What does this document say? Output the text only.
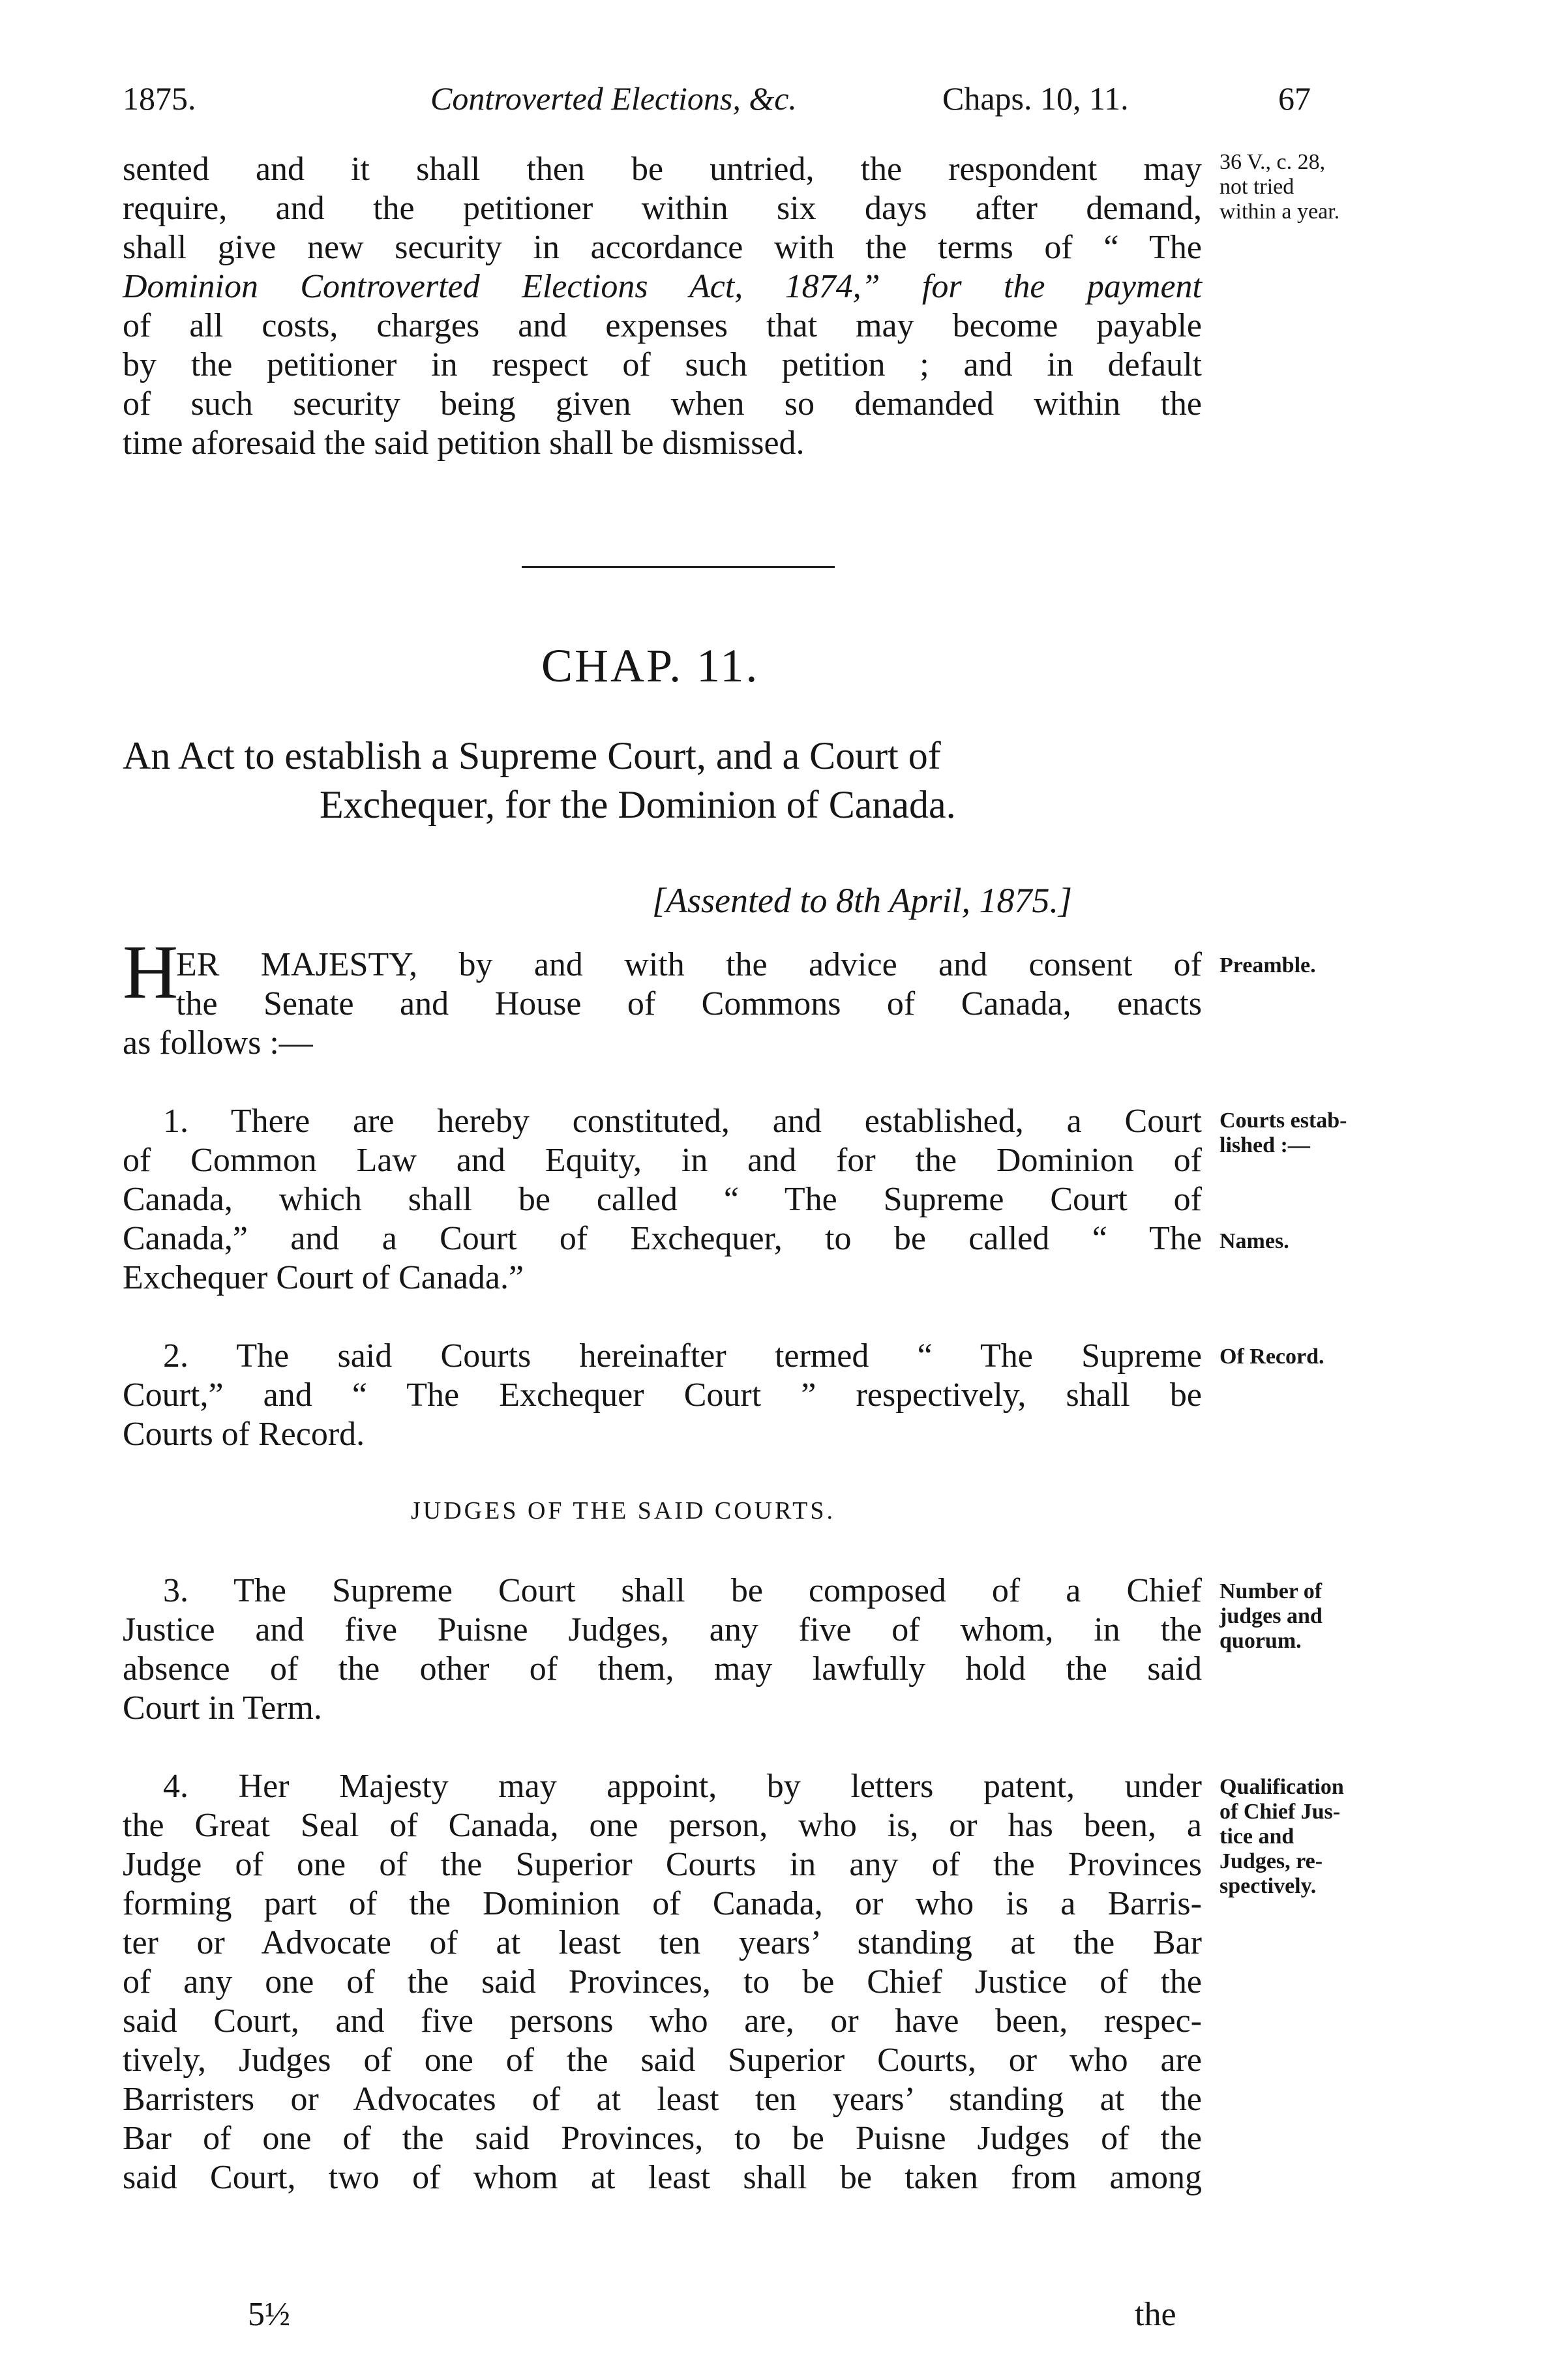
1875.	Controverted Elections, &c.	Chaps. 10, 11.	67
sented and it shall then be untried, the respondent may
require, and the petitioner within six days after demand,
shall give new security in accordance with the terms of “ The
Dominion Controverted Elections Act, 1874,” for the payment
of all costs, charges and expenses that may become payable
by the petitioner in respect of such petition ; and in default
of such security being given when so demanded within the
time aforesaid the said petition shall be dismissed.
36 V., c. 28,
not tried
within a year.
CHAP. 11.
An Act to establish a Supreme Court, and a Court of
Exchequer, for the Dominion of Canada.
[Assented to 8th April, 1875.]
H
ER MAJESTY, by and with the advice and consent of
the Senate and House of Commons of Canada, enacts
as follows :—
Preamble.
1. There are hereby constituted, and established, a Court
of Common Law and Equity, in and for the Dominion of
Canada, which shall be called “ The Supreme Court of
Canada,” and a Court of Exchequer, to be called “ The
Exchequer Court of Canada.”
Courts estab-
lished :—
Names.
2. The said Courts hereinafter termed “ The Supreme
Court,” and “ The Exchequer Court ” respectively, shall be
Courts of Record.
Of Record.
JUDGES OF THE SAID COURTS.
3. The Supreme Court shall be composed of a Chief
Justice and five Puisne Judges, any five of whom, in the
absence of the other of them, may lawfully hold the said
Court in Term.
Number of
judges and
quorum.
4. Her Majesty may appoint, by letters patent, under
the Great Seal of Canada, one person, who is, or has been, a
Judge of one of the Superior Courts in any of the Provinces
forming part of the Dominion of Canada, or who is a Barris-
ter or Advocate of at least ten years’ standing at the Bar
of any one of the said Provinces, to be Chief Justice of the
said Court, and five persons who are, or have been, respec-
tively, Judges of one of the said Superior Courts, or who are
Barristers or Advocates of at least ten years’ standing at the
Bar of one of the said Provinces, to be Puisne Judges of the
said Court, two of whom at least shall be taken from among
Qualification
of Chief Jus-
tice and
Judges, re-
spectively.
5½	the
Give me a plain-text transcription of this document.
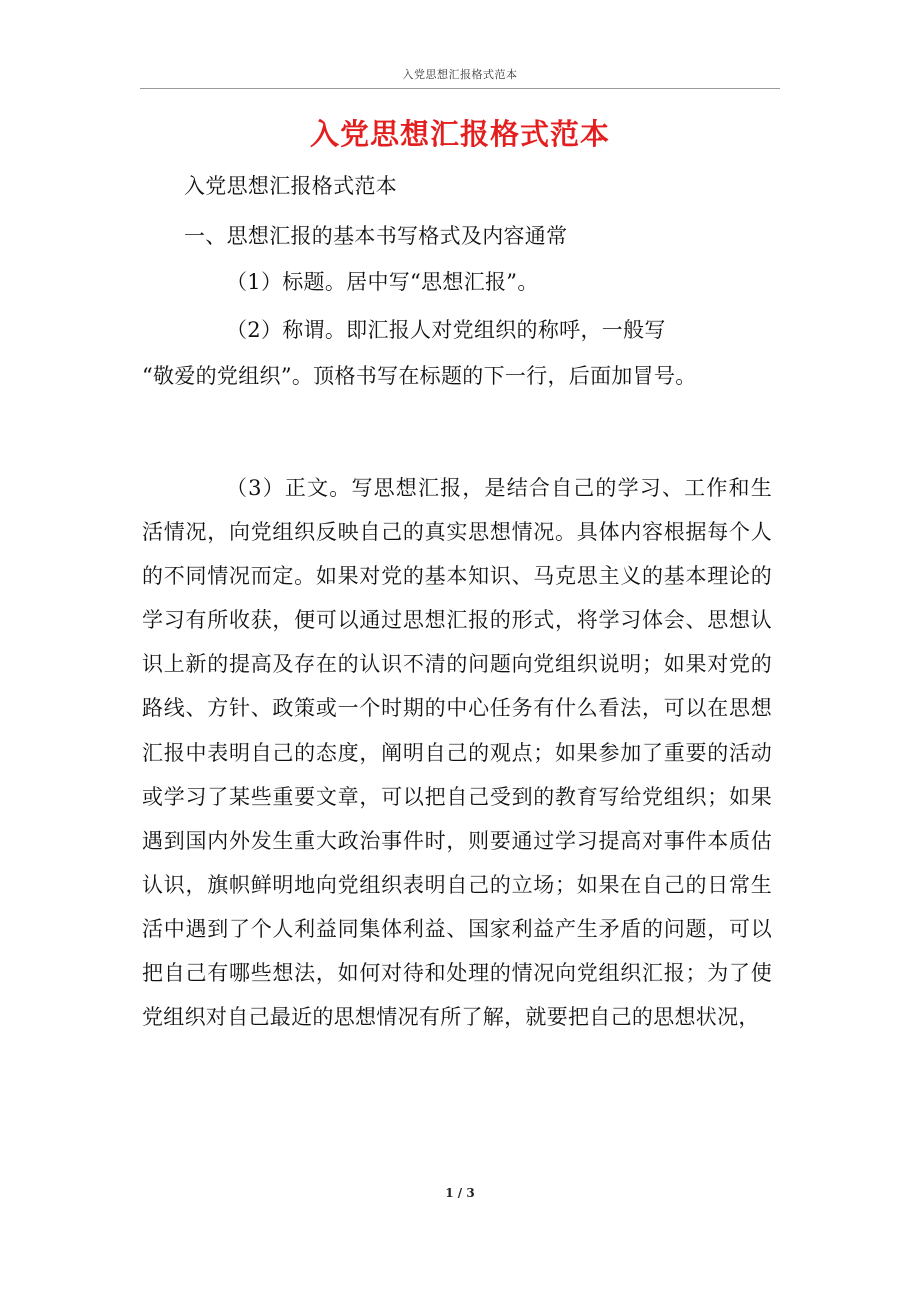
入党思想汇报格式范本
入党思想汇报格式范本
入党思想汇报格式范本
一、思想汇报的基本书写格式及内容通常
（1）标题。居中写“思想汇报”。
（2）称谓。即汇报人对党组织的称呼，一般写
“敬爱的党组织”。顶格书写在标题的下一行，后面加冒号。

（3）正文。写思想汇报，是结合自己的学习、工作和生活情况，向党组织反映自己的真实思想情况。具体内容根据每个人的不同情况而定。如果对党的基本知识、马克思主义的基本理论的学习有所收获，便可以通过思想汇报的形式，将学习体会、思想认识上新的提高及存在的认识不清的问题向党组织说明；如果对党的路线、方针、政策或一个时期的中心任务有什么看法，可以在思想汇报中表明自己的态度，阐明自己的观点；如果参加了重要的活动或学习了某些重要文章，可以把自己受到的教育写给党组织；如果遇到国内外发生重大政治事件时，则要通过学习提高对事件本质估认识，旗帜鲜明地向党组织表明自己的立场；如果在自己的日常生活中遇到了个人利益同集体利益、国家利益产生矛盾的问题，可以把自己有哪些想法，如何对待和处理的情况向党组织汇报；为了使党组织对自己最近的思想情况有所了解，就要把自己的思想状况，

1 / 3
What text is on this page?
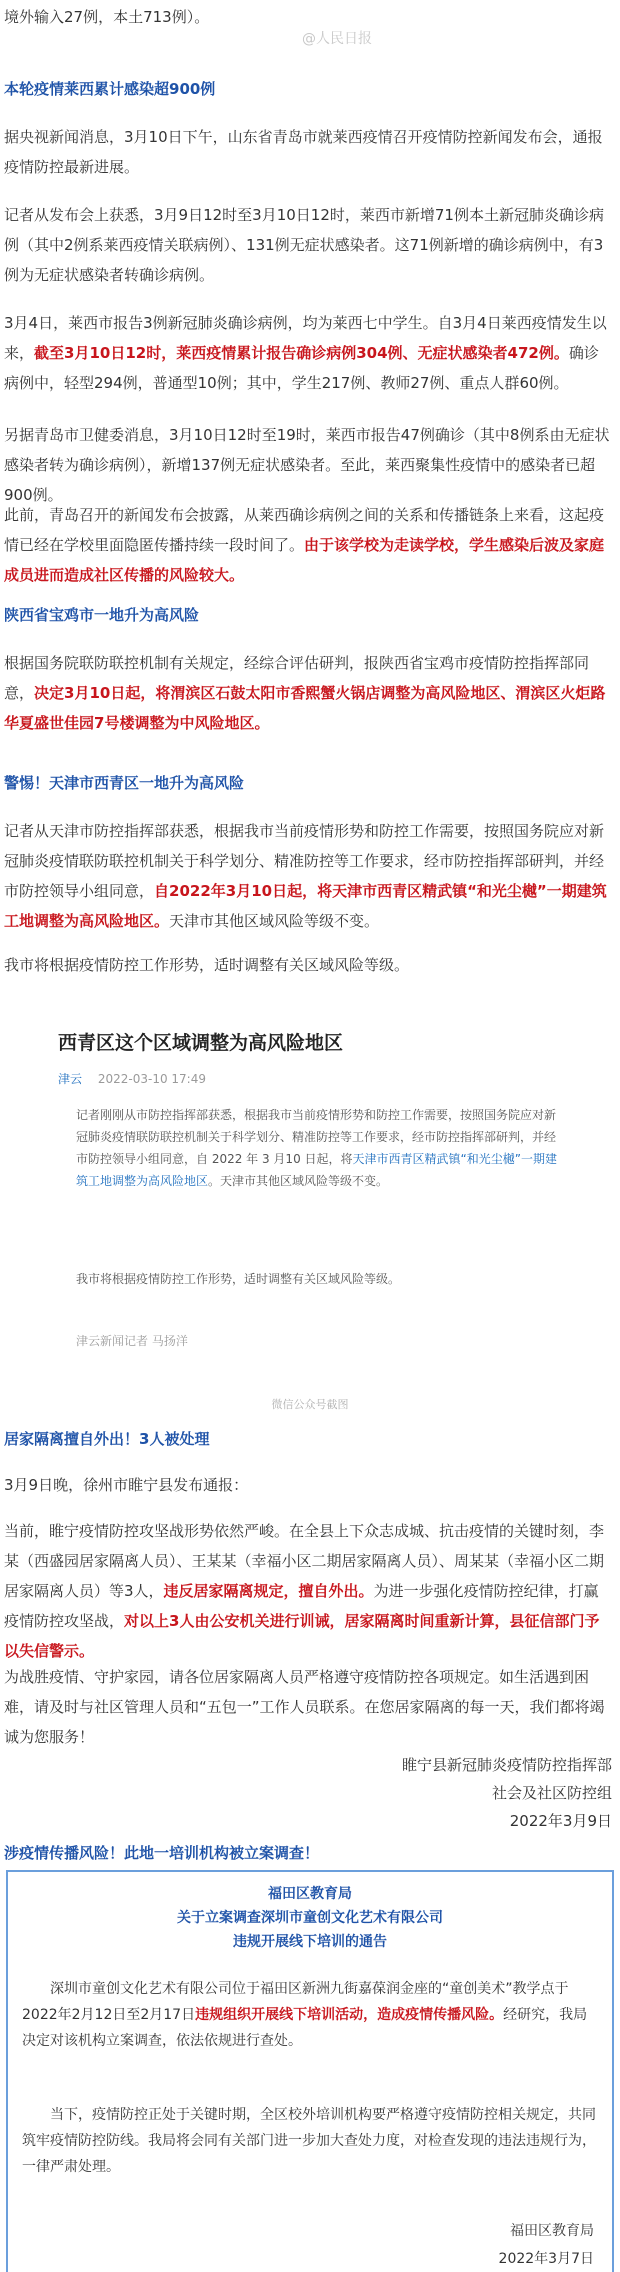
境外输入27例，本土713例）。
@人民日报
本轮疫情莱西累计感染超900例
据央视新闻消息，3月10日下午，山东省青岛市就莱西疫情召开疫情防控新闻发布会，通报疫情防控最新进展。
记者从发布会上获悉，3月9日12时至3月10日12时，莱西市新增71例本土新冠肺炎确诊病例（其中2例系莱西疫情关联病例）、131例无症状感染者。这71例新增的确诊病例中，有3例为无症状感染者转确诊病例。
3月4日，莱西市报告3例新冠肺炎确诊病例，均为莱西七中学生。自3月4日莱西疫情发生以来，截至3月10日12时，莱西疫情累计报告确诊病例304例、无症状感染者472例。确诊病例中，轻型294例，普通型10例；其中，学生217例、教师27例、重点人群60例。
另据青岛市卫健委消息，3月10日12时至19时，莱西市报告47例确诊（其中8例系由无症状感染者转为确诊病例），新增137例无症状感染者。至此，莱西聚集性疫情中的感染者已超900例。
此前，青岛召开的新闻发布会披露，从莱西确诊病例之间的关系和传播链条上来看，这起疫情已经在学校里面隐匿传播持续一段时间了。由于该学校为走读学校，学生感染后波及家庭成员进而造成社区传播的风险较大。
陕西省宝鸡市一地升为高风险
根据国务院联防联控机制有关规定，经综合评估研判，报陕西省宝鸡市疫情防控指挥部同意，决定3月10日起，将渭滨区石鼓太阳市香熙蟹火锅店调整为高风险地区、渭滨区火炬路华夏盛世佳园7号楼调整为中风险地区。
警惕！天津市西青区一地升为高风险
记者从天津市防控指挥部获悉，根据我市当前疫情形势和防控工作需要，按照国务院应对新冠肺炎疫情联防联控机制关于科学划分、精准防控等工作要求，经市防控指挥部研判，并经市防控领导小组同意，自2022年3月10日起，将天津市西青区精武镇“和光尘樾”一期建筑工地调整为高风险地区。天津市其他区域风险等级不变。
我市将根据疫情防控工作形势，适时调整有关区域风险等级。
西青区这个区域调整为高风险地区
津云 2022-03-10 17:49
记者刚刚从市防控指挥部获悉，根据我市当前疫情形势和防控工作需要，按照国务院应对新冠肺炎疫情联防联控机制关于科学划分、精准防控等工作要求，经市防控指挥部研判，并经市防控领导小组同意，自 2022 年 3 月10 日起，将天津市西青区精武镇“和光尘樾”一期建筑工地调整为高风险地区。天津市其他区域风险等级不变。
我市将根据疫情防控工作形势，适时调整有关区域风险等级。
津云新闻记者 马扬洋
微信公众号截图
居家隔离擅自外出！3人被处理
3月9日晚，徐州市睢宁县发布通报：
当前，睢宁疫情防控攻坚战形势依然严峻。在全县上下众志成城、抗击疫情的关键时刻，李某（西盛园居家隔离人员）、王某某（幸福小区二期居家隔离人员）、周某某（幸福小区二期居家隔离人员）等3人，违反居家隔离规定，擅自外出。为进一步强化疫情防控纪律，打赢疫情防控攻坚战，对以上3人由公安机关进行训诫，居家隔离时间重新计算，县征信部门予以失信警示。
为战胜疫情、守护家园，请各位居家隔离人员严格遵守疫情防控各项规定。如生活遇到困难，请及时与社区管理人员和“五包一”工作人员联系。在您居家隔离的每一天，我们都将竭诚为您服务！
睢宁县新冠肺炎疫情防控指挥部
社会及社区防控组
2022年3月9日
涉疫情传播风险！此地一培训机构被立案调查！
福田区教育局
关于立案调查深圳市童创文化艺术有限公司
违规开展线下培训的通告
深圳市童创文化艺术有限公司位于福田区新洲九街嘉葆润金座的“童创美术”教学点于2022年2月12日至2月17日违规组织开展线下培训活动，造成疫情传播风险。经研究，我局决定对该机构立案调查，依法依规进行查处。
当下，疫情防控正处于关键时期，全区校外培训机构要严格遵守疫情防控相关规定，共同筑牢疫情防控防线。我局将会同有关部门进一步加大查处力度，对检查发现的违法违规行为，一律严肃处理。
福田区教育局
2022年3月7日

# [THE REQUEST]
Look through the material above and pick out each line holding the word "Superior".

# [TASK ANSWER]
Judge of one of the Superior Courts in any of the Provinces
tively, Judges of one of the said Superior Courts, or who are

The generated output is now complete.